[PROBLEM REQUIREMENTS] Return the lines where the word "content" occurs.

[DATA IN THIS EXERCISE]

##############################

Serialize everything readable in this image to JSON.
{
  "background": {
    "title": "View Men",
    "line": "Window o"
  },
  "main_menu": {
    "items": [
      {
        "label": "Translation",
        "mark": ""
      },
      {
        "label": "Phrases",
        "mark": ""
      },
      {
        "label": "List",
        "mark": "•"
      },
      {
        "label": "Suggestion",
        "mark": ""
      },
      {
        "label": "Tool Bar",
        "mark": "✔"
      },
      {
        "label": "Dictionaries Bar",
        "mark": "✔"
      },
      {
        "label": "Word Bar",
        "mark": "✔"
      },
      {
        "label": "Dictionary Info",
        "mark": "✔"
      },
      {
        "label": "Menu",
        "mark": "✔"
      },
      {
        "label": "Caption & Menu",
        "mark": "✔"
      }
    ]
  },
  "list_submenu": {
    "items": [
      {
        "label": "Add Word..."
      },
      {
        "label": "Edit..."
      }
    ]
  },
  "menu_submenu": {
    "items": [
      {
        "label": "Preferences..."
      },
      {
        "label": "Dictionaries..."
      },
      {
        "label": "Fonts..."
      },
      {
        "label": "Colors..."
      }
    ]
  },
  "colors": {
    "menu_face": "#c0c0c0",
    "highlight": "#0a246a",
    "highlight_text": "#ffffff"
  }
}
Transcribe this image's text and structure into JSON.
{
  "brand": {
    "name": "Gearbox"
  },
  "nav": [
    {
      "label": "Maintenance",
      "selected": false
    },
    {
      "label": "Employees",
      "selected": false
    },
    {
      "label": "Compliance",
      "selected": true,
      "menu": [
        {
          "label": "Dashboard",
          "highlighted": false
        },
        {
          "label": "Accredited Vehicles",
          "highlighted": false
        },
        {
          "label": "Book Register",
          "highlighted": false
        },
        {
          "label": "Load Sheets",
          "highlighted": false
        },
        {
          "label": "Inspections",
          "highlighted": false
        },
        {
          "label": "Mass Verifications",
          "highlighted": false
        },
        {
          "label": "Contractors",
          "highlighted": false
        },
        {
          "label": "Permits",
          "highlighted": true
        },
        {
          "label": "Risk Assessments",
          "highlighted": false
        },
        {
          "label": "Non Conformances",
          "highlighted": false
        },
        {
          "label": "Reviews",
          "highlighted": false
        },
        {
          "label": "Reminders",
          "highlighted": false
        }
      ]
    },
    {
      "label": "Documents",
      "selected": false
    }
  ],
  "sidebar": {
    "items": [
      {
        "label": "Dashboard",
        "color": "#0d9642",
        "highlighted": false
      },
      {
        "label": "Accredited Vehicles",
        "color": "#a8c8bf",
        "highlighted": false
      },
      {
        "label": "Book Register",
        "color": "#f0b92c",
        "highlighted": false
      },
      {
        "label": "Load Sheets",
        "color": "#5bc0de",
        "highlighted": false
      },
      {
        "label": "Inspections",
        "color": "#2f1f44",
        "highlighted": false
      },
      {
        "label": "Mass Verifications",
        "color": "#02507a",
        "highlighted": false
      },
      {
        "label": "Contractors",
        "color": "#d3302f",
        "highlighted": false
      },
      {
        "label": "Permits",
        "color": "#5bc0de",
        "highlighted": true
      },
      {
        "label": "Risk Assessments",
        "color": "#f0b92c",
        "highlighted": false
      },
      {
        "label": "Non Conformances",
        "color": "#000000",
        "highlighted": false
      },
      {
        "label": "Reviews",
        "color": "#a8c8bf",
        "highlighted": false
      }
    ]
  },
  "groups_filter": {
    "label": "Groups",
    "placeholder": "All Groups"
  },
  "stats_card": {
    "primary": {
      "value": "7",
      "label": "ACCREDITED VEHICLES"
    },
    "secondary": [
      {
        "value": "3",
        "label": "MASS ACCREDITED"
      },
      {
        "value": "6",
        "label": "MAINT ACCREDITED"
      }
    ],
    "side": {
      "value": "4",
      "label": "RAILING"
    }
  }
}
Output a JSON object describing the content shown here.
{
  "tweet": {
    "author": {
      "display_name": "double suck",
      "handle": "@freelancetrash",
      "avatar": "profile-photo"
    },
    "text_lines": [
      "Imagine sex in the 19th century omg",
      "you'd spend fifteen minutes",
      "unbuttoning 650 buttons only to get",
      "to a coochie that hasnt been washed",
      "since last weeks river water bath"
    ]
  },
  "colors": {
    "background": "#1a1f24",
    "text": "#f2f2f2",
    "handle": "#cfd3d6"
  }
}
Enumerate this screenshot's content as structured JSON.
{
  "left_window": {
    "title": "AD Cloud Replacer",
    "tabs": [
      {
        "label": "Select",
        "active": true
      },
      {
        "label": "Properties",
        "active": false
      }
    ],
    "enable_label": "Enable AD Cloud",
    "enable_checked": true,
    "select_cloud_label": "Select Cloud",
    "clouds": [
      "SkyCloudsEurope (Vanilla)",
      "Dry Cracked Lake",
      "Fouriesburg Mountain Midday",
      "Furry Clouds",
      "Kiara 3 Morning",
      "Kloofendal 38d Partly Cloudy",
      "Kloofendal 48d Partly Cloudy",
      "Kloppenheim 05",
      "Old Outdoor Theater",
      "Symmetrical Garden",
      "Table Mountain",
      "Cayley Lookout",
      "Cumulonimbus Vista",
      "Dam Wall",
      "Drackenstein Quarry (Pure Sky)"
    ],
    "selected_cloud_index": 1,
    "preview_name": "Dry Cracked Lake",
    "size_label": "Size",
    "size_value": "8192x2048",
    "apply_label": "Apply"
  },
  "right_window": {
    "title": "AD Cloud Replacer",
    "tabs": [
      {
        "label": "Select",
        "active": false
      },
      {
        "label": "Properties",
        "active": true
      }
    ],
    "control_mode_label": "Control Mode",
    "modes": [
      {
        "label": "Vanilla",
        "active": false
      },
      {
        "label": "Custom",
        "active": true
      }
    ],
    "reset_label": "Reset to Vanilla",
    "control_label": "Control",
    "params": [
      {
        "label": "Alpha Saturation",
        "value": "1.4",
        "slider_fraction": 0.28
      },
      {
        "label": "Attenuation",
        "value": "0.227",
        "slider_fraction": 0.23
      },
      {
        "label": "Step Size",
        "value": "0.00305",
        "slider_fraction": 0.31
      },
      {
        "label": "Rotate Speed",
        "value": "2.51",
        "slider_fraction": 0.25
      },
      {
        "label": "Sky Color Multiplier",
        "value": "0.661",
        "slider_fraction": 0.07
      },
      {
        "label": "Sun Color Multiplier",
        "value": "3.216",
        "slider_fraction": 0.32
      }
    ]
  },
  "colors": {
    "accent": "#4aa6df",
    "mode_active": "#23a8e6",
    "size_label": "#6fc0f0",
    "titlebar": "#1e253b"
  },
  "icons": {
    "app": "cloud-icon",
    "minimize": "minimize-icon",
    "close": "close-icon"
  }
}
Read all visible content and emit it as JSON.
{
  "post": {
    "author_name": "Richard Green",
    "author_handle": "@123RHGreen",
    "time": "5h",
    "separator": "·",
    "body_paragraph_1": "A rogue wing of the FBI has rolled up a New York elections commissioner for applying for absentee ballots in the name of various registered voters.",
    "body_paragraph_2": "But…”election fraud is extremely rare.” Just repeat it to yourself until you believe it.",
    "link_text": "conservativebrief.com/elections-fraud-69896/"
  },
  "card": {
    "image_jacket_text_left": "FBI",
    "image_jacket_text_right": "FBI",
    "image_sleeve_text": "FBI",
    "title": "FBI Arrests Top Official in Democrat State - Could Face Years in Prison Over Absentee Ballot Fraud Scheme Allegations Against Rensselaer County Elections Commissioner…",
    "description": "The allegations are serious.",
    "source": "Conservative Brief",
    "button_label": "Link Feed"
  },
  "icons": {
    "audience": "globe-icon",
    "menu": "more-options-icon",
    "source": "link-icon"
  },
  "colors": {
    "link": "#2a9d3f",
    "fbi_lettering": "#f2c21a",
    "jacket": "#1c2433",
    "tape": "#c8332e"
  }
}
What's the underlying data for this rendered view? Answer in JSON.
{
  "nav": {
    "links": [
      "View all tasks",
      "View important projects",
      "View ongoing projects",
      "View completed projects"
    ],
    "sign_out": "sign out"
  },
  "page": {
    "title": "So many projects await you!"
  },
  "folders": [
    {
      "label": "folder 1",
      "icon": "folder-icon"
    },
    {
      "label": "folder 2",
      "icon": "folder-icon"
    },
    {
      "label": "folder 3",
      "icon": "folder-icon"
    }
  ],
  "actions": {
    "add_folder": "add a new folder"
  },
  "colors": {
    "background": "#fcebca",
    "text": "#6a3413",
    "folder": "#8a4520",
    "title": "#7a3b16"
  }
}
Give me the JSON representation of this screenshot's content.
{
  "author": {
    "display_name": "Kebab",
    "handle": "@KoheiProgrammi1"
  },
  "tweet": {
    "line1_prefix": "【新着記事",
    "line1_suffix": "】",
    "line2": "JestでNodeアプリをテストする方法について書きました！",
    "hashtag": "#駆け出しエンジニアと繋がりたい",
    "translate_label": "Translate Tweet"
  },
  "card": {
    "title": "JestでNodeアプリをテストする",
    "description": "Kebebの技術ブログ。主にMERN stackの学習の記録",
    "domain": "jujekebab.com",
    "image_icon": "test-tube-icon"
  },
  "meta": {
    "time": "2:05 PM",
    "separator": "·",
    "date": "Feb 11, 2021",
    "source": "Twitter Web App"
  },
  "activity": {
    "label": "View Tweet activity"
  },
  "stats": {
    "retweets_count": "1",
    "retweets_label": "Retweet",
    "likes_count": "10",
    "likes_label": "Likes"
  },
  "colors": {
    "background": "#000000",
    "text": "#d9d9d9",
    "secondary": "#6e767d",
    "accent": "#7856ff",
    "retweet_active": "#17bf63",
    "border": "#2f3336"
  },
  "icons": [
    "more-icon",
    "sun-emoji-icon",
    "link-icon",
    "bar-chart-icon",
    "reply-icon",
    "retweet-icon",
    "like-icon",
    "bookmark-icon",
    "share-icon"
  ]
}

##############################

[SOLVED EXERCISE]
Output a JSON object describing the content shown here.
Enumerate this screenshot's content as structured JSON.
Read all visible content and emit it as JSON.
Give me the JSON representation of this screenshot's content.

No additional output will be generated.